----- Provided information -----

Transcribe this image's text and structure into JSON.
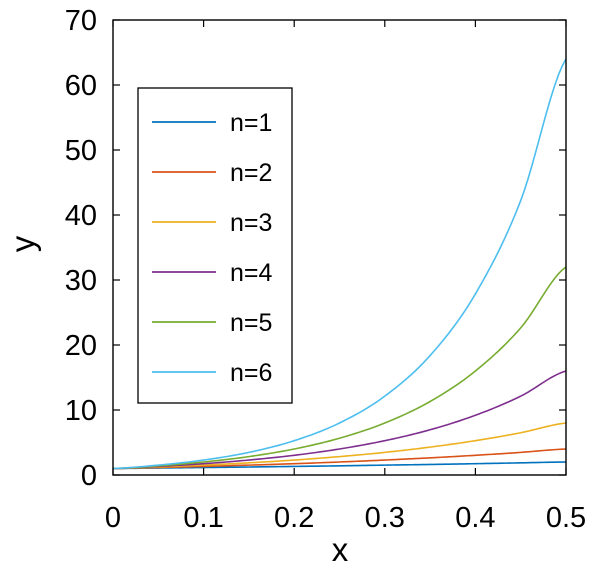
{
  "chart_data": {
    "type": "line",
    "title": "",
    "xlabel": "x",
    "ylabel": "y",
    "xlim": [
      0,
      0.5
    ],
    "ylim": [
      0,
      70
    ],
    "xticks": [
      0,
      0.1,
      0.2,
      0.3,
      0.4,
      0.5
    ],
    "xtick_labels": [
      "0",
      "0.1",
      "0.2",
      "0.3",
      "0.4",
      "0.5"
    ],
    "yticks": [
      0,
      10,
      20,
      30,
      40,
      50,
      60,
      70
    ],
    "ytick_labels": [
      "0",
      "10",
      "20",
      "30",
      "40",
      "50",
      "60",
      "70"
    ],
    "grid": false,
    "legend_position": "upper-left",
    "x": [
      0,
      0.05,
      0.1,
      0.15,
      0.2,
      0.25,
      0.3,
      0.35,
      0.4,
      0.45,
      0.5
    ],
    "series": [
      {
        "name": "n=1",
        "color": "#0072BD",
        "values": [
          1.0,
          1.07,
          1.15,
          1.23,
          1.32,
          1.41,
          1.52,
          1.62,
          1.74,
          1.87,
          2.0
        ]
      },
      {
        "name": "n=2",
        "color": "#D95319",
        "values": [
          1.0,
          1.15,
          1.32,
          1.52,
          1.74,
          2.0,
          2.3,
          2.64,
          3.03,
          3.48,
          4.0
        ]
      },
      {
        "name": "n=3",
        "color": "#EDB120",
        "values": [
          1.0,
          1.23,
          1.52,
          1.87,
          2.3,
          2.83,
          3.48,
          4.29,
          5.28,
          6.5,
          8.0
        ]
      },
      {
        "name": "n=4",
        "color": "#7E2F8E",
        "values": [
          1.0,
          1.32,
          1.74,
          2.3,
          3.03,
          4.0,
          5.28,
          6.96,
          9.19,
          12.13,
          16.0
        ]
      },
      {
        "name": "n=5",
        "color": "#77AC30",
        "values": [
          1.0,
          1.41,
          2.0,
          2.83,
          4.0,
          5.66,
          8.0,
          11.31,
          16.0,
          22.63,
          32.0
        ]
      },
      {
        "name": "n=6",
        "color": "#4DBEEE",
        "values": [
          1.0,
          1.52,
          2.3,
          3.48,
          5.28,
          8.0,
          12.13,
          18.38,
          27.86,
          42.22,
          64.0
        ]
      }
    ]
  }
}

-----
----- Provided information -----

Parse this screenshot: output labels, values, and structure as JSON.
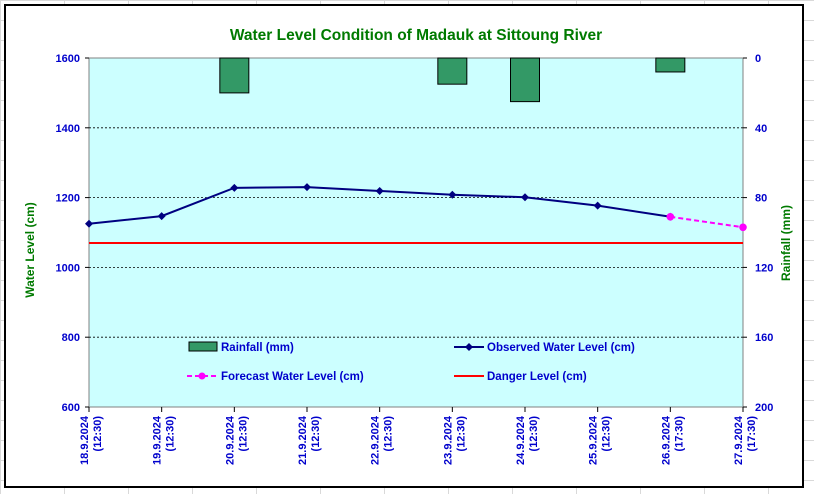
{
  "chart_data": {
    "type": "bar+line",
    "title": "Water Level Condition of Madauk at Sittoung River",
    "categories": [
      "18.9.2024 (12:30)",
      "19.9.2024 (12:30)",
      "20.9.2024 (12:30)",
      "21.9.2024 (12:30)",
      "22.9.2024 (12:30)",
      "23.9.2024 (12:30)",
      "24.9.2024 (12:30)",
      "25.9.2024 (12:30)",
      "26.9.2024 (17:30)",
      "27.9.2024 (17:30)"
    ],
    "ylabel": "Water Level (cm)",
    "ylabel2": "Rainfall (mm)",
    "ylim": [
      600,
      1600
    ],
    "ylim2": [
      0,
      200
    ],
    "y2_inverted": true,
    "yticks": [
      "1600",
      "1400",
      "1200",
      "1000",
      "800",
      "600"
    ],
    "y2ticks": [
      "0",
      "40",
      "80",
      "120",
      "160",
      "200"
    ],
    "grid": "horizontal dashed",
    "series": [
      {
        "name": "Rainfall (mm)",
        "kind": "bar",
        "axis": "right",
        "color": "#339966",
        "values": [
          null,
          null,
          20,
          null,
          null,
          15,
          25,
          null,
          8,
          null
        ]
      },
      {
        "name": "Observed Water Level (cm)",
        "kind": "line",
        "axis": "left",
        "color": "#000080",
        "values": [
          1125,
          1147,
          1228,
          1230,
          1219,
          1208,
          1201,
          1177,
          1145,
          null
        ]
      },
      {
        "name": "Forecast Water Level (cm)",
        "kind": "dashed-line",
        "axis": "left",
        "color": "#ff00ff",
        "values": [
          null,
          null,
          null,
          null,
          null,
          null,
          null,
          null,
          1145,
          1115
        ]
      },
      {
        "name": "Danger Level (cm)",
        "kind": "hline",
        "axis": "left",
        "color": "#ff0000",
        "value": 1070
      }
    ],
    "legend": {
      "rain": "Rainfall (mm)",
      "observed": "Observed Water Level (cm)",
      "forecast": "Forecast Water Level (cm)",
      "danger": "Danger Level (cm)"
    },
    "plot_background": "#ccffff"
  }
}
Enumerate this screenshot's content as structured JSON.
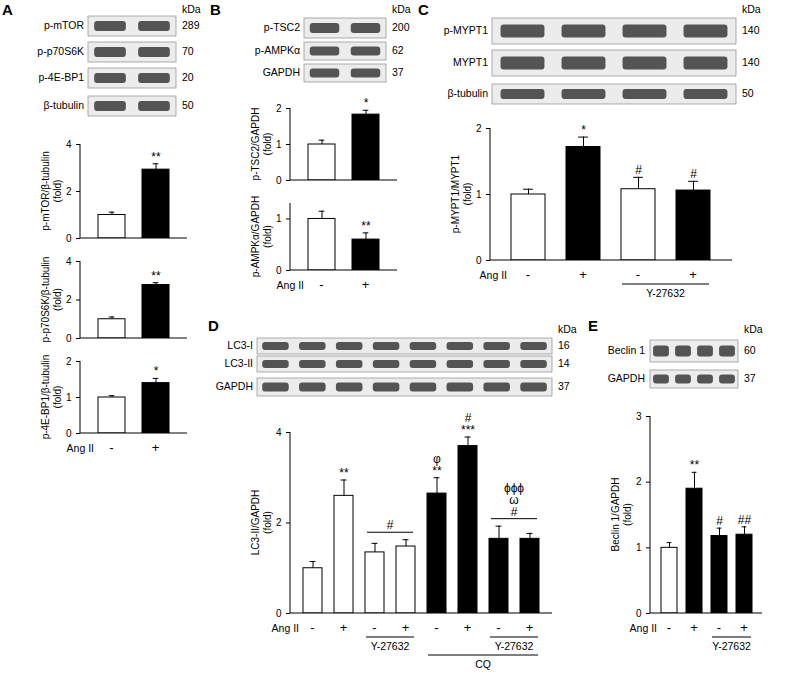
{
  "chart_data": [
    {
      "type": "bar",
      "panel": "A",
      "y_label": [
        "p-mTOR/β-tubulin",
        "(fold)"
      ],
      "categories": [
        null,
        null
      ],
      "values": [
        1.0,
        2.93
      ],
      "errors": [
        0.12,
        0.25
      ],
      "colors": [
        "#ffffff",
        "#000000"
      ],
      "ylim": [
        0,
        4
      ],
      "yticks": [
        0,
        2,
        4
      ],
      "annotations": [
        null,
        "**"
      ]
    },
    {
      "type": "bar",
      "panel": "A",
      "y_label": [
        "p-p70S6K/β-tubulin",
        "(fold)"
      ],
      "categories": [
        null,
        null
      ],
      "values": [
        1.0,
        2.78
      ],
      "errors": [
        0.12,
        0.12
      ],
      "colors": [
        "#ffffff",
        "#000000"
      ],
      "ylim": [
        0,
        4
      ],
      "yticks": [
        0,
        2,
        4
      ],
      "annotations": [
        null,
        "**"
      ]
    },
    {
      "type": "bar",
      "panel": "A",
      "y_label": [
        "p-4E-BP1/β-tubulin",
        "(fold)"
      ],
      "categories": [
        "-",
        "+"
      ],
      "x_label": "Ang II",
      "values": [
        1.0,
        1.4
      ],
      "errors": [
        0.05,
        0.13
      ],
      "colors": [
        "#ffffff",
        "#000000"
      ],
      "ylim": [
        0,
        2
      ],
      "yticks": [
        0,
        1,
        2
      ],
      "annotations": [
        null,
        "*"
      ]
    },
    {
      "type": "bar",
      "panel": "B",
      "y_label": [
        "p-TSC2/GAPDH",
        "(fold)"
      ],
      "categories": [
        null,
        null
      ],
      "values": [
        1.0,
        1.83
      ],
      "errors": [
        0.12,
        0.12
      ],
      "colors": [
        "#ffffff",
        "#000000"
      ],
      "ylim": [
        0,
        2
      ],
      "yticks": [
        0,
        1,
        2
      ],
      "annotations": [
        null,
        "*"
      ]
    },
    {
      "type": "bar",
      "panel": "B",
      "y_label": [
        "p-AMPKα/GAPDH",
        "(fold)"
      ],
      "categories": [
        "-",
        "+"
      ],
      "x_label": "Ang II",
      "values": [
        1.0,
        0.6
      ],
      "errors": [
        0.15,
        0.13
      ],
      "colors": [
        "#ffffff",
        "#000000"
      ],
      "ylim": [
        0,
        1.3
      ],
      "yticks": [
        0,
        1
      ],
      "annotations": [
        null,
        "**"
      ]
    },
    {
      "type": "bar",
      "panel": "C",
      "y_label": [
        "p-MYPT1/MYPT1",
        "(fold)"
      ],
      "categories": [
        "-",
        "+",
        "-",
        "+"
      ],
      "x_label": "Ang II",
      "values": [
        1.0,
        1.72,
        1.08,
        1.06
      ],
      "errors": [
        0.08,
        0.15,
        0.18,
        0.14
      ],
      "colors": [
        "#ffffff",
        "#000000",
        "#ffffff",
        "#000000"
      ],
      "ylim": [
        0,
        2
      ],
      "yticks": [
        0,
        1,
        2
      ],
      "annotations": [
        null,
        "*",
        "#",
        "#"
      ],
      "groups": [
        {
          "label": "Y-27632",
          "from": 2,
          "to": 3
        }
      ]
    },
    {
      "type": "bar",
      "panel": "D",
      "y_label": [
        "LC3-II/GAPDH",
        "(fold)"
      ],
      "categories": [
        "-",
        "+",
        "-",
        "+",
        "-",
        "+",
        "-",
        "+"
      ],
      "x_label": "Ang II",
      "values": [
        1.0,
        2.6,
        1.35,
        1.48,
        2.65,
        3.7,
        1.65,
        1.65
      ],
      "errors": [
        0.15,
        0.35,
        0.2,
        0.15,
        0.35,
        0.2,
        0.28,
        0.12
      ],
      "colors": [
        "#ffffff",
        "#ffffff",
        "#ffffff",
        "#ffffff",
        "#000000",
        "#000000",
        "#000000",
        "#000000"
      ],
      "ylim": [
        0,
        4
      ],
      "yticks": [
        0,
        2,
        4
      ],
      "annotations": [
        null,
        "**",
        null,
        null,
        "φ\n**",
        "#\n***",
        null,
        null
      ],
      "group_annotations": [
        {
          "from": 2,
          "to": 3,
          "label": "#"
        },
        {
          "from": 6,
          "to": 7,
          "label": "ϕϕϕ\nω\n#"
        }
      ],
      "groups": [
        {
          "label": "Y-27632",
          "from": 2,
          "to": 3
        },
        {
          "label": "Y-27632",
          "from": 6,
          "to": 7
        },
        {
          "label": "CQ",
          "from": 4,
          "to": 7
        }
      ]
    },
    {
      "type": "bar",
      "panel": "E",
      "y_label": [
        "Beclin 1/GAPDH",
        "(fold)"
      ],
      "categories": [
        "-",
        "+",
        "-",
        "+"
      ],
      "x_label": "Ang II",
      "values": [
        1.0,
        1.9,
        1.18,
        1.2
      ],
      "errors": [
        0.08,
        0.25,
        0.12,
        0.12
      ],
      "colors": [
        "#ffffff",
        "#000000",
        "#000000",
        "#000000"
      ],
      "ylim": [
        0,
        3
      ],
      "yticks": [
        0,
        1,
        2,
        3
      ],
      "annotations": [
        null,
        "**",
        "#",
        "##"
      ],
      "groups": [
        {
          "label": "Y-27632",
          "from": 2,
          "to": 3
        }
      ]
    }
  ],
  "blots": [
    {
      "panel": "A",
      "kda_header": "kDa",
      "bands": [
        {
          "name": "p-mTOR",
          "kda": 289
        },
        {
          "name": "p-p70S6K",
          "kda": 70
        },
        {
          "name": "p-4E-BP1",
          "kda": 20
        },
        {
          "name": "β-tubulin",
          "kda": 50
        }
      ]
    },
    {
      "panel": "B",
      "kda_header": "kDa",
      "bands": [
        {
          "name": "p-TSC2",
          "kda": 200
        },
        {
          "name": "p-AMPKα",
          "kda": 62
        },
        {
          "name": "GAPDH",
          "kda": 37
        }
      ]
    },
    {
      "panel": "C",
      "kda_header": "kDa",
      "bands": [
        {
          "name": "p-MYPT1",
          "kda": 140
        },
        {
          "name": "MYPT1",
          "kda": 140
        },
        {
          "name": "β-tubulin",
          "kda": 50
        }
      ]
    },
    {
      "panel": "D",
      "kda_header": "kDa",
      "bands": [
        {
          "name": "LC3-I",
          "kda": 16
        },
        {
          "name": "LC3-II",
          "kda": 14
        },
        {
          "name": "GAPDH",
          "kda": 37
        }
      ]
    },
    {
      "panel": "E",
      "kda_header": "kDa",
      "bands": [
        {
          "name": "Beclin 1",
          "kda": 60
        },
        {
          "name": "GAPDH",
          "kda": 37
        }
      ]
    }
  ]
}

-----

Exercise objective
Find all lines where the word "dashed" appears. Copy them.

Solved problem
    "grid": "horizontal dashed",
        "kind": "dashed-line",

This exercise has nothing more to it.